## [Records to process]

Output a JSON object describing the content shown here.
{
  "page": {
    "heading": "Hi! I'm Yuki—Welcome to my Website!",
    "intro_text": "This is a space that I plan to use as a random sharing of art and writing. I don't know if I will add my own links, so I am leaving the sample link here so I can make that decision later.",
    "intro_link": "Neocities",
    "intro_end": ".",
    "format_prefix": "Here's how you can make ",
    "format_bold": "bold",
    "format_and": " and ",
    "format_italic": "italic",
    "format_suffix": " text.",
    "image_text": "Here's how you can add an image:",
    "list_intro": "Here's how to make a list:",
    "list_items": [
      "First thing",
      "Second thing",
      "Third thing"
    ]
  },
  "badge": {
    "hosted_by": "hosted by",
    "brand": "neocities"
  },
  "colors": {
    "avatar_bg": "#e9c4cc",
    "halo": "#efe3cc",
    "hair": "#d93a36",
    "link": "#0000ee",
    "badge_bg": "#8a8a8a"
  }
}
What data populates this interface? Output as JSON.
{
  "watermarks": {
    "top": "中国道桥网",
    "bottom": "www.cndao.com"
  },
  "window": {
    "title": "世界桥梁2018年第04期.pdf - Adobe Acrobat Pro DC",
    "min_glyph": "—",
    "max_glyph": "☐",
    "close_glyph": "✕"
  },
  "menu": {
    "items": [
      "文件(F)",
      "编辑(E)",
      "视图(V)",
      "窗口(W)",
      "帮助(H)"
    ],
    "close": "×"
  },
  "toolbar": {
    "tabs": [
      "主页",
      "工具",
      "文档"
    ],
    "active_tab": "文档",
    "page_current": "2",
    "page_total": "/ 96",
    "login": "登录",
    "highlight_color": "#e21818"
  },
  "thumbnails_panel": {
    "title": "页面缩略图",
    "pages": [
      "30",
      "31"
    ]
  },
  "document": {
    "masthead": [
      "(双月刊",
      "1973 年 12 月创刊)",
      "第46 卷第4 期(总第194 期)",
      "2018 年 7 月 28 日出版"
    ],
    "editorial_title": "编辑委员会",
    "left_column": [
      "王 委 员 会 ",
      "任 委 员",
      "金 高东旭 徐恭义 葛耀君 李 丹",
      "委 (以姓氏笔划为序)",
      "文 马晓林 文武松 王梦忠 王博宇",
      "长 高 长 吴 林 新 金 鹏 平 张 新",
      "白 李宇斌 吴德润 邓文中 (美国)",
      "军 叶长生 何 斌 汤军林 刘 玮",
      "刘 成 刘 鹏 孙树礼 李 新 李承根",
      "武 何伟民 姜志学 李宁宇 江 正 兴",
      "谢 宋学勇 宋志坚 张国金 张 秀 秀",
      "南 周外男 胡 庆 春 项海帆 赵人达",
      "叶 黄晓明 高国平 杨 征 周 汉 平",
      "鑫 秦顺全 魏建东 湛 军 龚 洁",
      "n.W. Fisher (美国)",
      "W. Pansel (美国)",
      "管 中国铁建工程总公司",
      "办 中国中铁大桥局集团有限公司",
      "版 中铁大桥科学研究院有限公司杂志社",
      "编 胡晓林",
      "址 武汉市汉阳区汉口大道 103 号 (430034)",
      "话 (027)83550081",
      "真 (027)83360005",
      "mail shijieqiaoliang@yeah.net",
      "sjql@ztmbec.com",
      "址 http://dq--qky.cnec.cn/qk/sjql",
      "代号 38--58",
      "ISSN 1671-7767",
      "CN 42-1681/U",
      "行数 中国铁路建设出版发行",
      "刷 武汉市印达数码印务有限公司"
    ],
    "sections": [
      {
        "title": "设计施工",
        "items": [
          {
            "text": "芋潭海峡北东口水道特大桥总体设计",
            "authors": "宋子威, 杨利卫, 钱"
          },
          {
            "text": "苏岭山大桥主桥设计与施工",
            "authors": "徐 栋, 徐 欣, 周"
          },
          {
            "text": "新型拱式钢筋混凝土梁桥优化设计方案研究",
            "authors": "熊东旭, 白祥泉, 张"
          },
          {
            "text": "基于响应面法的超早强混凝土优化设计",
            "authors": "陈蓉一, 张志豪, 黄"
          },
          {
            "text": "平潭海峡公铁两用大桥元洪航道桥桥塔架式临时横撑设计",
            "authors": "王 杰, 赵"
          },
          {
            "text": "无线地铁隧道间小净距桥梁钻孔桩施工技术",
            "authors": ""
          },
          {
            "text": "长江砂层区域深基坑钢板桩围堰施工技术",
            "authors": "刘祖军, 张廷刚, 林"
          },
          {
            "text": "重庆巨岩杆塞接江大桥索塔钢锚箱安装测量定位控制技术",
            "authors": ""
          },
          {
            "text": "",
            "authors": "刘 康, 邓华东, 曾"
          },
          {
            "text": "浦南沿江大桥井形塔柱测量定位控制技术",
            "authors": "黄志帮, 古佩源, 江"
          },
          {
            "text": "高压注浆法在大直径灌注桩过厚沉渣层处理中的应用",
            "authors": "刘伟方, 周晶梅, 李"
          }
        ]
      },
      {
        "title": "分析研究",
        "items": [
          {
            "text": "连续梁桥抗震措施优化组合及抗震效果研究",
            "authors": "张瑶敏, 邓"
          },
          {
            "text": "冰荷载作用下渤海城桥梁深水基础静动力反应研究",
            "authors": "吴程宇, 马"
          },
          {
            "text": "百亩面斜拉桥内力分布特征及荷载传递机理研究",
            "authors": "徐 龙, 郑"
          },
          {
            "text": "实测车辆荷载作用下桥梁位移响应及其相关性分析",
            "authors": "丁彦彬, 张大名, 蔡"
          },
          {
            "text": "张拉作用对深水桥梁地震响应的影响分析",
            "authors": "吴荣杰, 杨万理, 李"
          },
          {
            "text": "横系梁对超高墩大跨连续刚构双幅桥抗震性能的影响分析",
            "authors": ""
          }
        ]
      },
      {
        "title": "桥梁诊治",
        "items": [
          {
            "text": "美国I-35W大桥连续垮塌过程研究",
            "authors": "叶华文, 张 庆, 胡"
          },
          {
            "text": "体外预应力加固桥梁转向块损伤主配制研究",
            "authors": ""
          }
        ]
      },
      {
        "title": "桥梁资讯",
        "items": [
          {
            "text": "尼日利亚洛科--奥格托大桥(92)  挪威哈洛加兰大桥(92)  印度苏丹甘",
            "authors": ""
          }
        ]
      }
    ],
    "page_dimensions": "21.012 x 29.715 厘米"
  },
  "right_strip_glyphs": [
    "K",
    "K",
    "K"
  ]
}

## [Short exercise]
Give back the whole listing exactly as it reads.

## [Task output]
Output a JSON object describing the content shown here.
{
  "page": {
    "heading": "Hi! I'm Yuki—Welcome to my Website!",
    "intro_text": "This is a space that I plan to use as a random sharing of art and writing. I don't know if I will add my own links, so I am leaving the sample link here so I can make that decision later.",
    "intro_link": "Neocities",
    "intro_end": ".",
    "format_prefix": "Here's how you can make ",
    "format_bold": "bold",
    "format_and": " and ",
    "format_italic": "italic",
    "format_suffix": " text.",
    "image_text": "Here's how you can add an image:",
    "list_intro": "Here's how to make a list:",
    "list_items": [
      "First thing",
      "Second thing",
      "Third thing"
    ]
  },
  "badge": {
    "hosted_by": "hosted by",
    "brand": "neocities"
  },
  "colors": {
    "avatar_bg": "#e9c4cc",
    "halo": "#efe3cc",
    "hair": "#d93a36",
    "link": "#0000ee",
    "badge_bg": "#8a8a8a"
  }
}
What data populates this interface? Output as JSON.
{
  "watermarks": {
    "top": "中国道桥网",
    "bottom": "www.cndao.com"
  },
  "window": {
    "title": "世界桥梁2018年第04期.pdf - Adobe Acrobat Pro DC",
    "min_glyph": "—",
    "max_glyph": "☐",
    "close_glyph": "✕"
  },
  "menu": {
    "items": [
      "文件(F)",
      "编辑(E)",
      "视图(V)",
      "窗口(W)",
      "帮助(H)"
    ],
    "close": "×"
  },
  "toolbar": {
    "tabs": [
      "主页",
      "工具",
      "文档"
    ],
    "active_tab": "文档",
    "page_current": "2",
    "page_total": "/ 96",
    "login": "登录",
    "highlight_color": "#e21818"
  },
  "thumbnails_panel": {
    "title": "页面缩略图",
    "pages": [
      "30",
      "31"
    ]
  },
  "document": {
    "masthead": [
      "(双月刊",
      "1973 年 12 月创刊)",
      "第46 卷第4 期(总第194 期)",
      "2018 年 7 月 28 日出版"
    ],
    "editorial_title": "编辑委员会",
    "left_column": [
      "王 委 员 会 ",
      "任 委 员",
      "金 高东旭 徐恭义 葛耀君 李 丹",
      "委 (以姓氏笔划为序)",
      "文 马晓林 文武松 王梦忠 王博宇",
      "长 高 长 吴 林 新 金 鹏 平 张 新",
      "白 李宇斌 吴德润 邓文中 (美国)",
      "军 叶长生 何 斌 汤军林 刘 玮",
      "刘 成 刘 鹏 孙树礼 李 新 李承根",
      "武 何伟民 姜志学 李宁宇 江 正 兴",
      "谢 宋学勇 宋志坚 张国金 张 秀 秀",
      "南 周外男 胡 庆 春 项海帆 赵人达",
      "叶 黄晓明 高国平 杨 征 周 汉 平",
      "鑫 秦顺全 魏建东 湛 军 龚 洁",
      "n.W. Fisher (美国)",
      "W. Pansel (美国)",
      "管 中国铁建工程总公司",
      "办 中国中铁大桥局集团有限公司",
      "版 中铁大桥科学研究院有限公司杂志社",
      "编 胡晓林",
      "址 武汉市汉阳区汉口大道 103 号 (430034)",
      "话 (027)83550081",
      "真 (027)83360005",
      "mail shijieqiaoliang@yeah.net",
      "sjql@ztmbec.com",
      "址 http://dq--qky.cnec.cn/qk/sjql",
      "代号 38--58",
      "ISSN 1671-7767",
      "CN 42-1681/U",
      "行数 中国铁路建设出版发行",
      "刷 武汉市印达数码印务有限公司"
    ],
    "sections": [
      {
        "title": "设计施工",
        "items": [
          {
            "text": "芋潭海峡北东口水道特大桥总体设计",
            "authors": "宋子威, 杨利卫, 钱"
          },
          {
            "text": "苏岭山大桥主桥设计与施工",
            "authors": "徐 栋, 徐 欣, 周"
          },
          {
            "text": "新型拱式钢筋混凝土梁桥优化设计方案研究",
            "authors": "熊东旭, 白祥泉, 张"
          },
          {
            "text": "基于响应面法的超早强混凝土优化设计",
            "authors": "陈蓉一, 张志豪, 黄"
          },
          {
            "text": "平潭海峡公铁两用大桥元洪航道桥桥塔架式临时横撑设计",
            "authors": "王 杰, 赵"
          },
          {
            "text": "无线地铁隧道间小净距桥梁钻孔桩施工技术",
            "authors": ""
          },
          {
            "text": "长江砂层区域深基坑钢板桩围堰施工技术",
            "authors": "刘祖军, 张廷刚, 林"
          },
          {
            "text": "重庆巨岩杆塞接江大桥索塔钢锚箱安装测量定位控制技术",
            "authors": ""
          },
          {
            "text": "",
            "authors": "刘 康, 邓华东, 曾"
          },
          {
            "text": "浦南沿江大桥井形塔柱测量定位控制技术",
            "authors": "黄志帮, 古佩源, 江"
          },
          {
            "text": "高压注浆法在大直径灌注桩过厚沉渣层处理中的应用",
            "authors": "刘伟方, 周晶梅, 李"
          }
        ]
      },
      {
        "title": "分析研究",
        "items": [
          {
            "text": "连续梁桥抗震措施优化组合及抗震效果研究",
            "authors": "张瑶敏, 邓"
          },
          {
            "text": "冰荷载作用下渤海城桥梁深水基础静动力反应研究",
            "authors": "吴程宇, 马"
          },
          {
            "text": "百亩面斜拉桥内力分布特征及荷载传递机理研究",
            "authors": "徐 龙, 郑"
          },
          {
            "text": "实测车辆荷载作用下桥梁位移响应及其相关性分析",
            "authors": "丁彦彬, 张大名, 蔡"
          },
          {
            "text": "张拉作用对深水桥梁地震响应的影响分析",
            "authors": "吴荣杰, 杨万理, 李"
          },
          {
            "text": "横系梁对超高墩大跨连续刚构双幅桥抗震性能的影响分析",
            "authors": ""
          }
        ]
      },
      {
        "title": "桥梁诊治",
        "items": [
          {
            "text": "美国I-35W大桥连续垮塌过程研究",
            "authors": "叶华文, 张 庆, 胡"
          },
          {
            "text": "体外预应力加固桥梁转向块损伤主配制研究",
            "authors": ""
          }
        ]
      },
      {
        "title": "桥梁资讯",
        "items": [
          {
            "text": "尼日利亚洛科--奥格托大桥(92)  挪威哈洛加兰大桥(92)  印度苏丹甘",
            "authors": ""
          }
        ]
      }
    ],
    "page_dimensions": "21.012 x 29.715 厘米"
  },
  "right_strip_glyphs": [
    "K",
    "K",
    "K"
  ]
}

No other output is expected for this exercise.